• **PROBLEM TO SOLVE**
Records follow. Pull out every line that contains "Tafelski".

• **SUPPLIED ENTRIES**
——————

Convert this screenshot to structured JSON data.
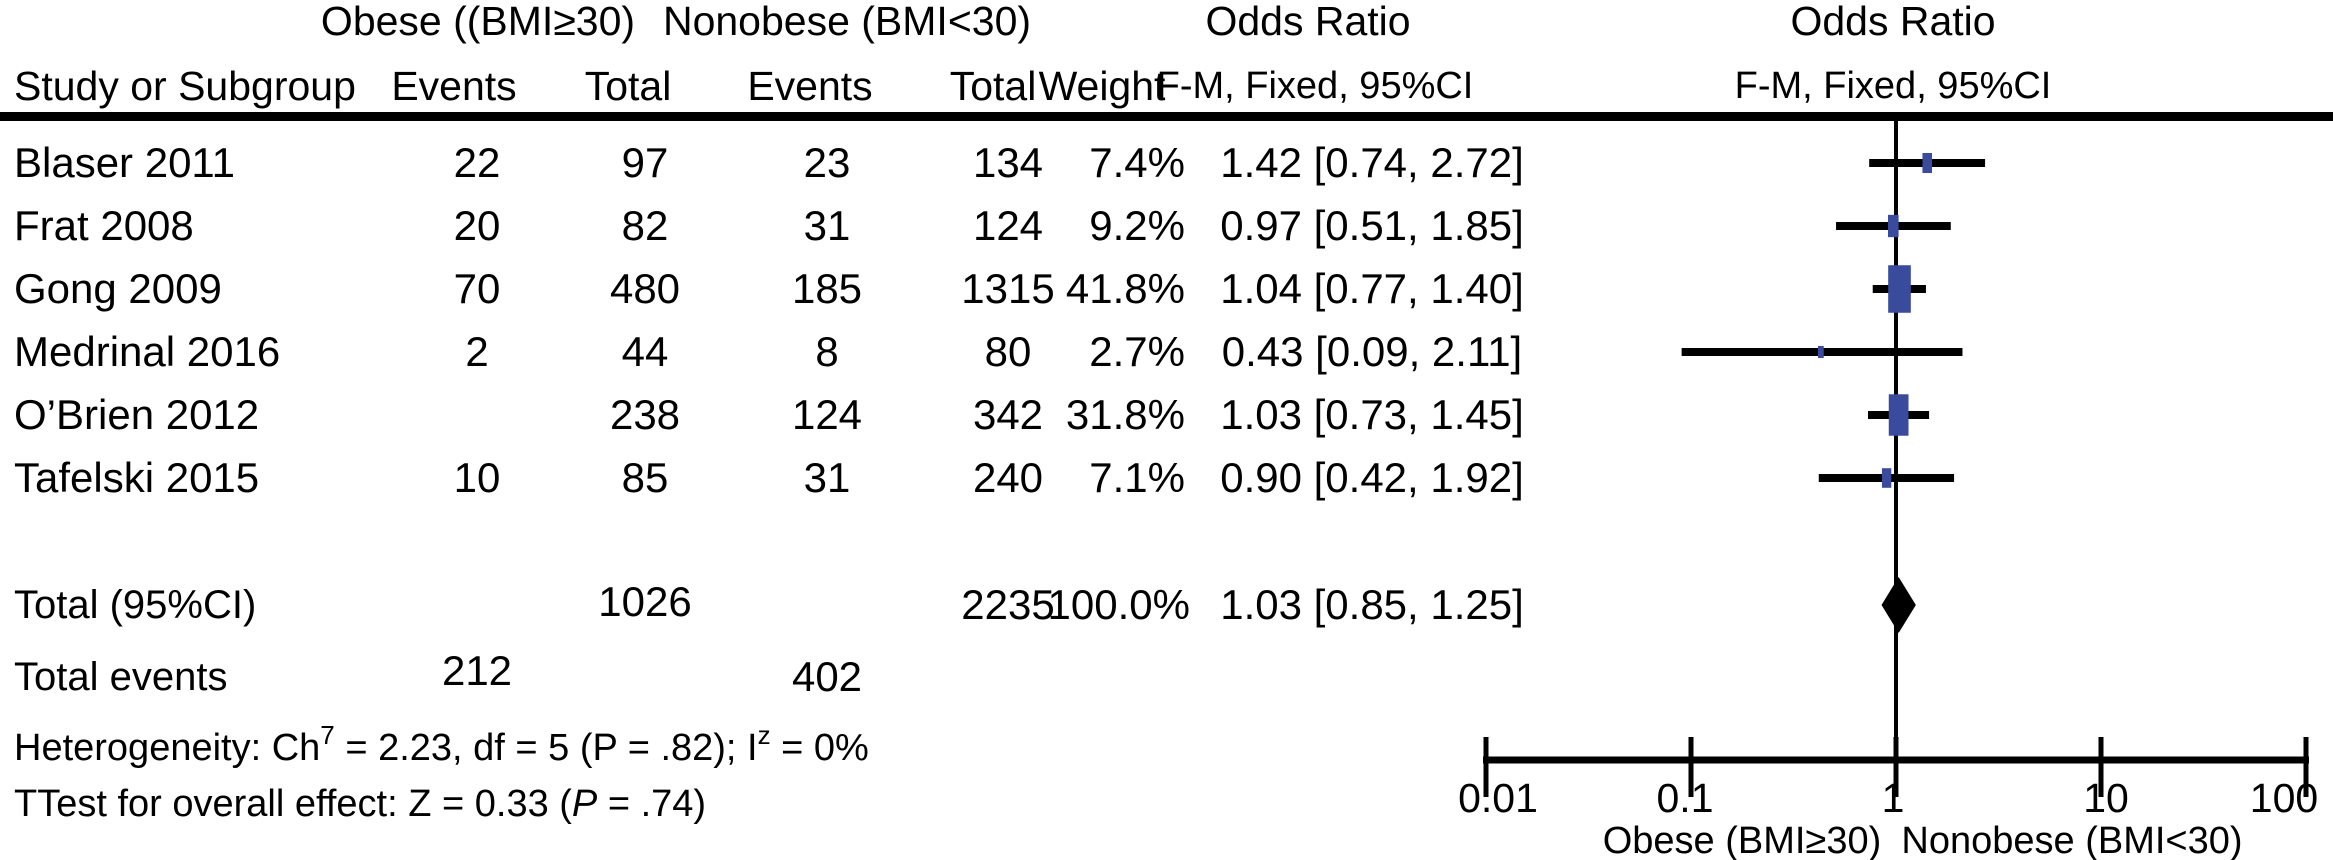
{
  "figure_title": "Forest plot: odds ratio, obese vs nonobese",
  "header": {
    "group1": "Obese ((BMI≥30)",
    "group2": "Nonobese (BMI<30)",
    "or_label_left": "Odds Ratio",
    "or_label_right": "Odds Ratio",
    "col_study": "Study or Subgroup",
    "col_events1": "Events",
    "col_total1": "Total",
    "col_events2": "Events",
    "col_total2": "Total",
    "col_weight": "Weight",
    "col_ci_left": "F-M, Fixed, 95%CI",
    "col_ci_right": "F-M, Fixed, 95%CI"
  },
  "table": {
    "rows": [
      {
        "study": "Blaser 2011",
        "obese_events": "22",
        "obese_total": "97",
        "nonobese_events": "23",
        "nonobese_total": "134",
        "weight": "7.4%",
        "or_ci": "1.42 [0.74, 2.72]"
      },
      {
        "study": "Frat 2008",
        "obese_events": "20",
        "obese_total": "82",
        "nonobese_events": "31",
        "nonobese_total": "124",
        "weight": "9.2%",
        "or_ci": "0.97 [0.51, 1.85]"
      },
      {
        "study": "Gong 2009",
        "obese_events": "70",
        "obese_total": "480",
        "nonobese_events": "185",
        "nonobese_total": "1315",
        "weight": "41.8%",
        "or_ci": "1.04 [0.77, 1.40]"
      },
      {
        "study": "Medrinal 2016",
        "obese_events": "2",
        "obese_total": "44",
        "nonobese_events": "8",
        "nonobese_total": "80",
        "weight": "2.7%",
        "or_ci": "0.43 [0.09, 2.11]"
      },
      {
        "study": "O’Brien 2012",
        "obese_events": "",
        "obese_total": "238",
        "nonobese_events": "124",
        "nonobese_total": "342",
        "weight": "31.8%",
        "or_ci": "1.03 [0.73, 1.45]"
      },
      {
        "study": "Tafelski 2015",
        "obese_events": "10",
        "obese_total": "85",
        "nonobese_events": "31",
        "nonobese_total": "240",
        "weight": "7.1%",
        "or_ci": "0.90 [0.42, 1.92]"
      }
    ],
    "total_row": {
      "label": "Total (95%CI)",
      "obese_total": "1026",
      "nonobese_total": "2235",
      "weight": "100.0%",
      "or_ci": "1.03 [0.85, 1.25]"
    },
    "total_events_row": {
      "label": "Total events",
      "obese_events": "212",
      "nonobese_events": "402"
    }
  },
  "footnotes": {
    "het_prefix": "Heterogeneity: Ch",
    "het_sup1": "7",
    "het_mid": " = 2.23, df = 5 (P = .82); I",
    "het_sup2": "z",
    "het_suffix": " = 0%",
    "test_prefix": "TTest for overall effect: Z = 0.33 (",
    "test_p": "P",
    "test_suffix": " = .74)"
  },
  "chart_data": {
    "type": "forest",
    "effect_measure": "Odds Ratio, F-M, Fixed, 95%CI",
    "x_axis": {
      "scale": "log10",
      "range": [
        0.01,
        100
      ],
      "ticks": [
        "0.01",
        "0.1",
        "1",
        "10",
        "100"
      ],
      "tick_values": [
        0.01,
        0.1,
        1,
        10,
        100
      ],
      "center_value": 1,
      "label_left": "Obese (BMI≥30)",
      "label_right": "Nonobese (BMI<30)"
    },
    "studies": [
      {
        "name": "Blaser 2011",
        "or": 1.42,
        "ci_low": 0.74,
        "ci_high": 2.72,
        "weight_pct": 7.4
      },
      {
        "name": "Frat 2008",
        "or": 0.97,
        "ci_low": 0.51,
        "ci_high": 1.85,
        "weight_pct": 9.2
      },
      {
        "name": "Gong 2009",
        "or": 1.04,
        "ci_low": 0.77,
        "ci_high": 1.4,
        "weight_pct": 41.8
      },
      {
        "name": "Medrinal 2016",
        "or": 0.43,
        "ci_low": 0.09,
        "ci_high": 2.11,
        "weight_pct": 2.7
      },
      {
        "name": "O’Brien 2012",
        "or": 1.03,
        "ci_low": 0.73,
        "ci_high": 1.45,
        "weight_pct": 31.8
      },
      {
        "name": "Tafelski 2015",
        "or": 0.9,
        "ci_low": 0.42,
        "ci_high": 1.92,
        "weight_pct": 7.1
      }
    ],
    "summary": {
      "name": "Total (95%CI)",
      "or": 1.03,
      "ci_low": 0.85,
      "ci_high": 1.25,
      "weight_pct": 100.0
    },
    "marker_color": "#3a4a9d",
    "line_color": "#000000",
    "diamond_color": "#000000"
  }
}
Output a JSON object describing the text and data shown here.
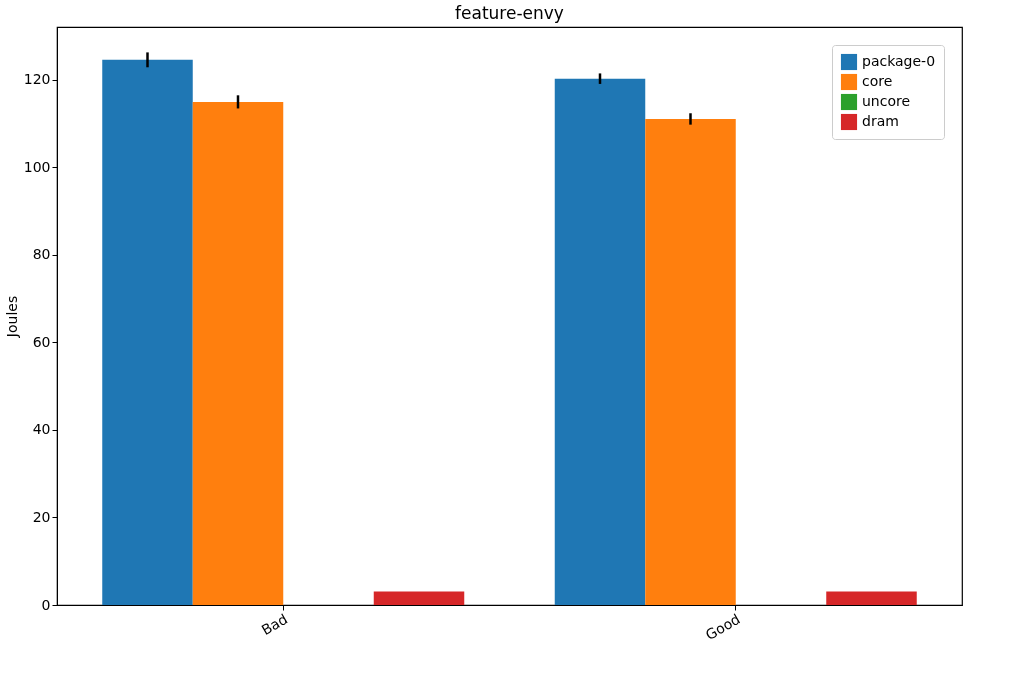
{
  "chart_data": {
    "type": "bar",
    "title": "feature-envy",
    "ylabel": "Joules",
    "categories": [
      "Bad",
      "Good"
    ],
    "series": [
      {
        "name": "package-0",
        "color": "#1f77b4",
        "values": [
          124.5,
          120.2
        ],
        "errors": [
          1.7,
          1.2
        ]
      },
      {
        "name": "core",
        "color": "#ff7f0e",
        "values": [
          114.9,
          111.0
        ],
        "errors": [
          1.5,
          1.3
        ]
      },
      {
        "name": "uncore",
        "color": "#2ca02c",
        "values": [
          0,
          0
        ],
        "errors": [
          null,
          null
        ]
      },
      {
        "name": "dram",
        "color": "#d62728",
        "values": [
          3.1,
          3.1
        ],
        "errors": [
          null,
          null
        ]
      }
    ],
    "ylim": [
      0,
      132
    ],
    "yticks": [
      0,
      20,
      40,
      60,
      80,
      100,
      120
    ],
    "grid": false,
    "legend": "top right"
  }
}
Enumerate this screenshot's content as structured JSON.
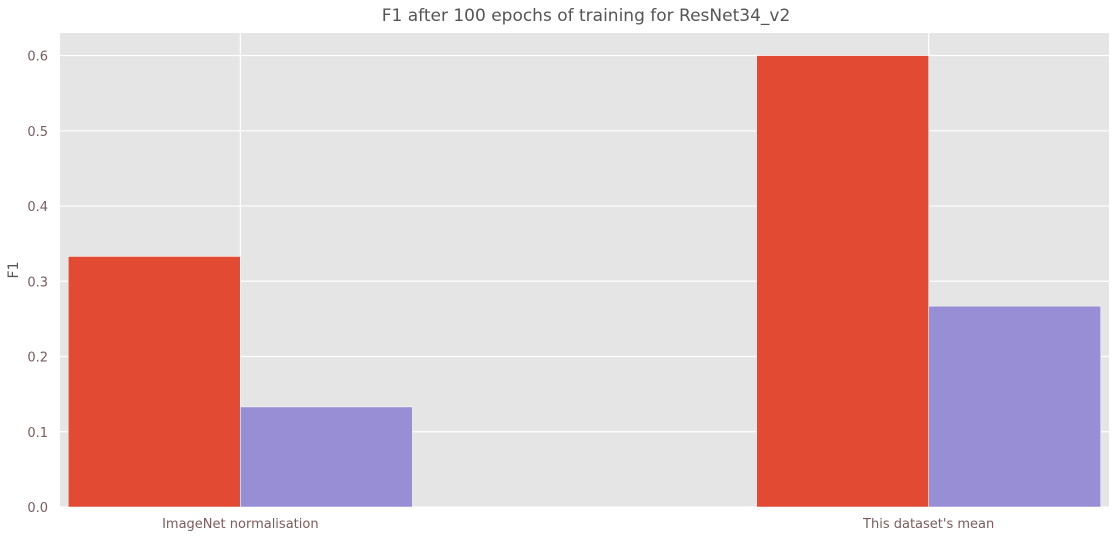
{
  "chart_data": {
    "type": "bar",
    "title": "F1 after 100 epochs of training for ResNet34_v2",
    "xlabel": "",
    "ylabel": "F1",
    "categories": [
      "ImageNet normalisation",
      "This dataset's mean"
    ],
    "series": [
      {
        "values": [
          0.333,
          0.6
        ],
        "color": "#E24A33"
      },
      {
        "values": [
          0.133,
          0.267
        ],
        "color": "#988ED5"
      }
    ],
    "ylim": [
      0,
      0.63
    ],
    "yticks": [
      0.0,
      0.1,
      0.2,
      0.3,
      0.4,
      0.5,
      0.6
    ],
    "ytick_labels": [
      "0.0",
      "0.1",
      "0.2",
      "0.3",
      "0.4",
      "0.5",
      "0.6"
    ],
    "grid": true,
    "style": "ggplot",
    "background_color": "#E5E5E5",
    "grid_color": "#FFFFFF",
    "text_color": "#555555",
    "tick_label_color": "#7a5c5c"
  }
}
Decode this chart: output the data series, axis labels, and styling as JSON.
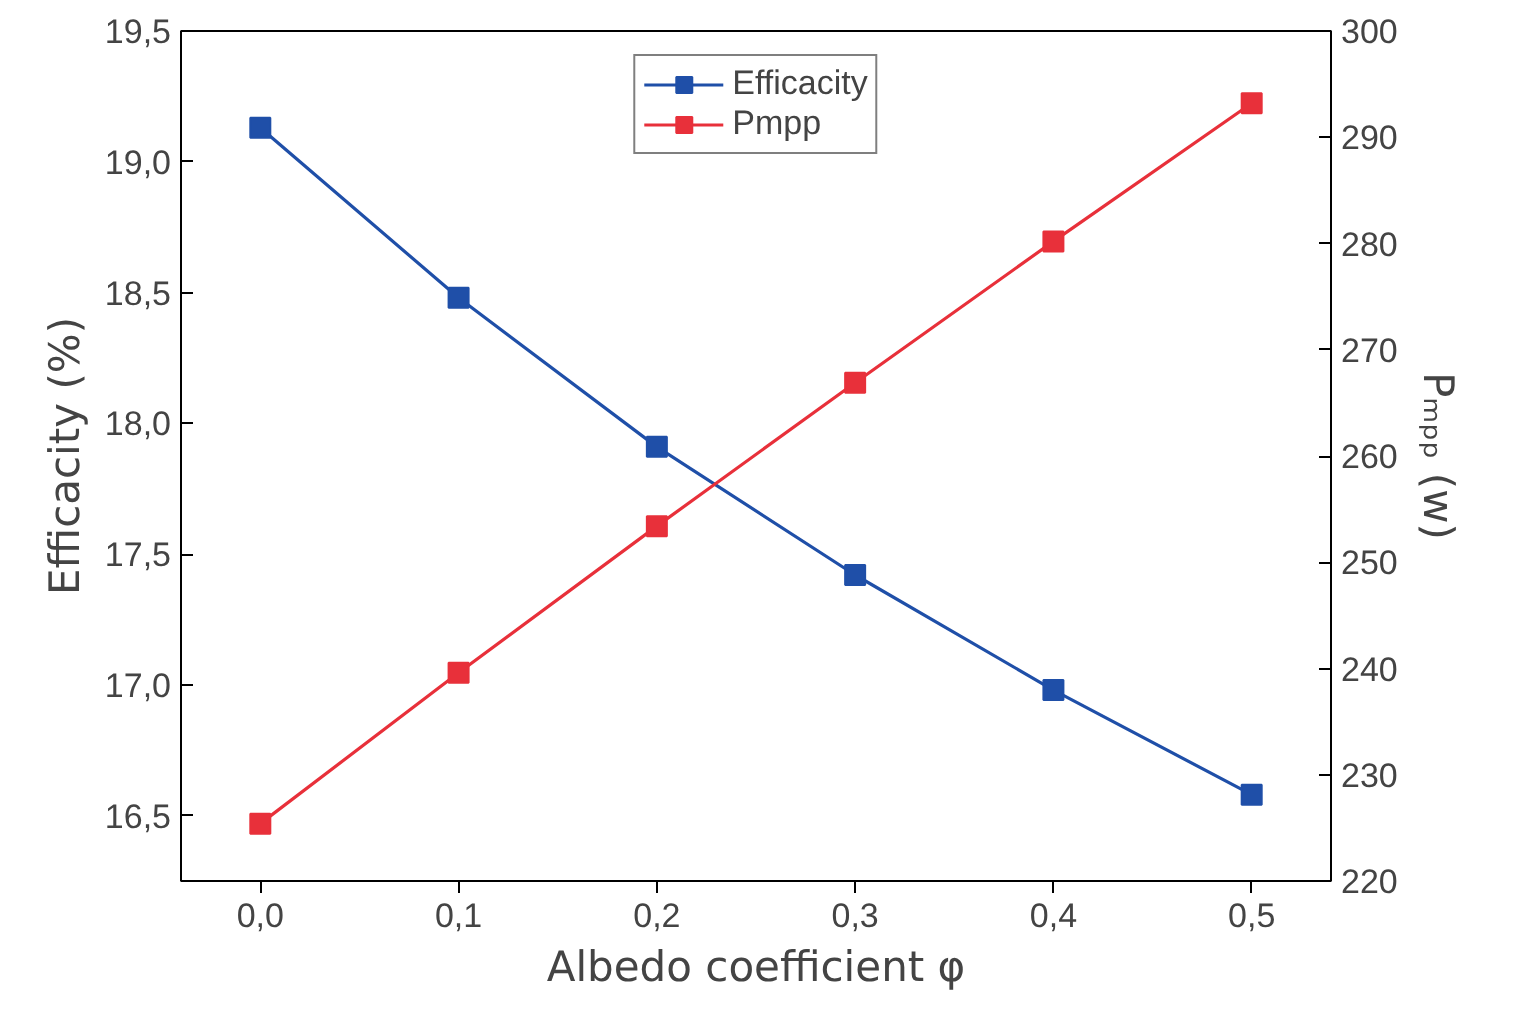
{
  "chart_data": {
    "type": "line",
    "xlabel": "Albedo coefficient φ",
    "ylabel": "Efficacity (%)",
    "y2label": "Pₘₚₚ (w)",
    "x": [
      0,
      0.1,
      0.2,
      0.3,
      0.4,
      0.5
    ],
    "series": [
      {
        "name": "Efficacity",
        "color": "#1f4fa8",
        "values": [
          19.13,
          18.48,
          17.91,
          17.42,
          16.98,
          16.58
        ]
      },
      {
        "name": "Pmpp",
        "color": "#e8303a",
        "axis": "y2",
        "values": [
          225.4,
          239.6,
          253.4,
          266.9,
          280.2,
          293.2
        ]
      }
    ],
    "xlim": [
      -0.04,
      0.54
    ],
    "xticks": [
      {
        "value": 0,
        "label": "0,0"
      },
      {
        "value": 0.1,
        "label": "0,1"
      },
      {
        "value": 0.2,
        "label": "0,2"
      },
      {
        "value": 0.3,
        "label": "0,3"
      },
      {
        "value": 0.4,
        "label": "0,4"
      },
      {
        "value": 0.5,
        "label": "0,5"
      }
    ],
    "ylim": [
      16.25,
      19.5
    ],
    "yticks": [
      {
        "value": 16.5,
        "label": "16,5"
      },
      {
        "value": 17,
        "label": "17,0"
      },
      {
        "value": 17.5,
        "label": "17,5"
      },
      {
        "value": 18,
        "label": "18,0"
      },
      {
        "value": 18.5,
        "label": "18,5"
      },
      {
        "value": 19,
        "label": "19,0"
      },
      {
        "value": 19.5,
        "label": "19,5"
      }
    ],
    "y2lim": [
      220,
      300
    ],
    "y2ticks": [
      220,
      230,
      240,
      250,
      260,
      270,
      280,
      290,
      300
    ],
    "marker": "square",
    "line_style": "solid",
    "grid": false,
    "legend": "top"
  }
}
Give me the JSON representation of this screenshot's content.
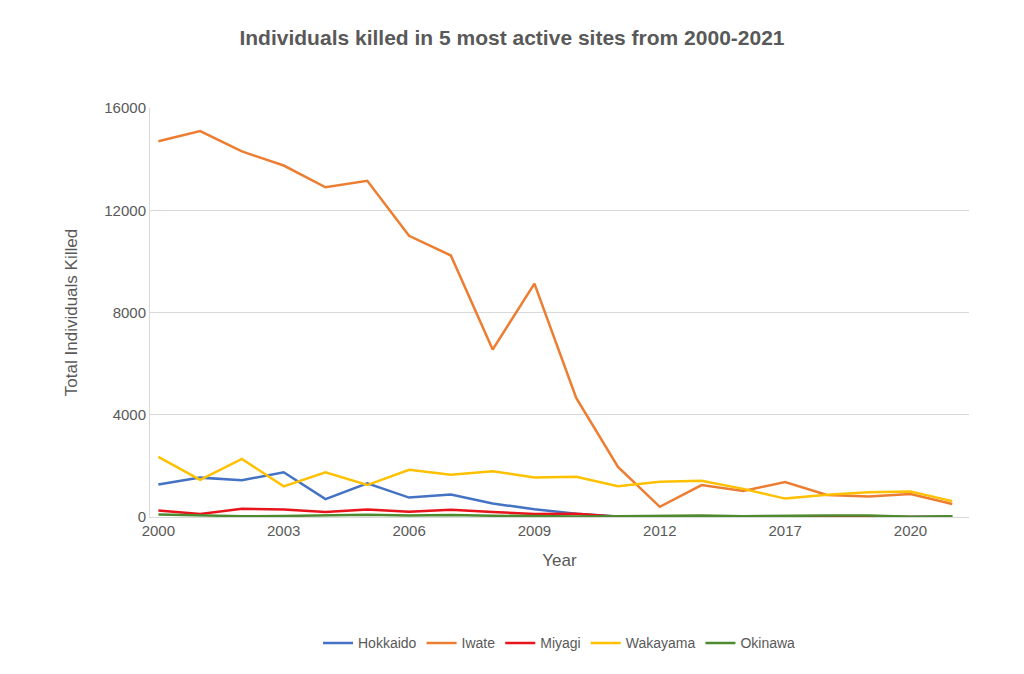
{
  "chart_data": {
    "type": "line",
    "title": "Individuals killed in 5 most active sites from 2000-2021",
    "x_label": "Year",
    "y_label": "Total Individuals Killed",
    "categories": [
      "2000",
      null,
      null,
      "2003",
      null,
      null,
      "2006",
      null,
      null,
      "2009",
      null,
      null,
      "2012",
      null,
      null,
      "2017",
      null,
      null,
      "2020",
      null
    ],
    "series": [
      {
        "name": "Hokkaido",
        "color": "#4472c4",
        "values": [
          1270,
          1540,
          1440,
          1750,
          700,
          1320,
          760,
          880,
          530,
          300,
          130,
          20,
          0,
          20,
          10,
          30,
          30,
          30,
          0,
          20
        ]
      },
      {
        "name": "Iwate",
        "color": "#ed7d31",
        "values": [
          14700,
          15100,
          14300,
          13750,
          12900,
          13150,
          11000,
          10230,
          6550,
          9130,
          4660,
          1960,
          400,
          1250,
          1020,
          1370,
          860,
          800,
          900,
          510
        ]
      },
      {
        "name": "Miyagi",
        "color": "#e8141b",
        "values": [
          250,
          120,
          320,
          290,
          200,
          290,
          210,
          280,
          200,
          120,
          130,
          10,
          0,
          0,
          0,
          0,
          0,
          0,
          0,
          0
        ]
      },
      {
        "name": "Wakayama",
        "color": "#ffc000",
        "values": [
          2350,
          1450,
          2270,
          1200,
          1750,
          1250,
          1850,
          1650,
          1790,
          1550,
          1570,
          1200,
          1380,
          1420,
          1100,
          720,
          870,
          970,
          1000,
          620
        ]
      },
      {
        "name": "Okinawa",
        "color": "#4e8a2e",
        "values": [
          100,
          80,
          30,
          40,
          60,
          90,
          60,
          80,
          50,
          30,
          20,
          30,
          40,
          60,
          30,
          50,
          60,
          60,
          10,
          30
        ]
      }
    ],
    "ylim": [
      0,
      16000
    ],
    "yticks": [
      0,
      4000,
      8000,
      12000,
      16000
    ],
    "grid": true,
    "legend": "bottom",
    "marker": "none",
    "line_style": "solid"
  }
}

——————

• **PROBLEM SOLUTION**
        "study": "Tafelski 2015",
        "name": "Tafelski 2015",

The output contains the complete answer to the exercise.